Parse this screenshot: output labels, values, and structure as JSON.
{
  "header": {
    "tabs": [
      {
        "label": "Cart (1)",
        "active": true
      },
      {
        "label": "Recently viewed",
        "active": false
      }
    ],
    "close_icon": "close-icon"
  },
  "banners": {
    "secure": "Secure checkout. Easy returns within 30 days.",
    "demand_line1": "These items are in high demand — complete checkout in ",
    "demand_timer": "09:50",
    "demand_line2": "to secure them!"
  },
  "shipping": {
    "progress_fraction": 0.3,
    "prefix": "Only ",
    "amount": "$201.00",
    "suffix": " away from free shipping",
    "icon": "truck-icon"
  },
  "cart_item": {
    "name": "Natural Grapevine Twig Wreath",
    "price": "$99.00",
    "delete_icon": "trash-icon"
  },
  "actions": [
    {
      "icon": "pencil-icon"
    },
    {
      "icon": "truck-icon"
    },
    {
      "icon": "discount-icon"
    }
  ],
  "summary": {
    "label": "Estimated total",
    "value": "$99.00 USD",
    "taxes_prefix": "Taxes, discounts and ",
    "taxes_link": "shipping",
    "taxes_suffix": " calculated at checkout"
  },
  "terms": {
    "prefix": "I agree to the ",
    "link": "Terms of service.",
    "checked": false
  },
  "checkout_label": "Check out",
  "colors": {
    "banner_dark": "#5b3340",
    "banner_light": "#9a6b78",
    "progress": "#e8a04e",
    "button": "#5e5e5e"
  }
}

------------

#### Problem description
Exactly reproduce every line found in the records.

#### Result for this task
Parse this screenshot: output labels, values, and structure as JSON.
{
  "header": {
    "tabs": [
      {
        "label": "Cart (1)",
        "active": true
      },
      {
        "label": "Recently viewed",
        "active": false
      }
    ],
    "close_icon": "close-icon"
  },
  "banners": {
    "secure": "Secure checkout. Easy returns within 30 days.",
    "demand_line1": "These items are in high demand — complete checkout in ",
    "demand_timer": "09:50",
    "demand_line2": "to secure them!"
  },
  "shipping": {
    "progress_fraction": 0.3,
    "prefix": "Only ",
    "amount": "$201.00",
    "suffix": " away from free shipping",
    "icon": "truck-icon"
  },
  "cart_item": {
    "name": "Natural Grapevine Twig Wreath",
    "price": "$99.00",
    "delete_icon": "trash-icon"
  },
  "actions": [
    {
      "icon": "pencil-icon"
    },
    {
      "icon": "truck-icon"
    },
    {
      "icon": "discount-icon"
    }
  ],
  "summary": {
    "label": "Estimated total",
    "value": "$99.00 USD",
    "taxes_prefix": "Taxes, discounts and ",
    "taxes_link": "shipping",
    "taxes_suffix": " calculated at checkout"
  },
  "terms": {
    "prefix": "I agree to the ",
    "link": "Terms of service.",
    "checked": false
  },
  "checkout_label": "Check out",
  "colors": {
    "banner_dark": "#5b3340",
    "banner_light": "#9a6b78",
    "progress": "#e8a04e",
    "button": "#5e5e5e"
  }
}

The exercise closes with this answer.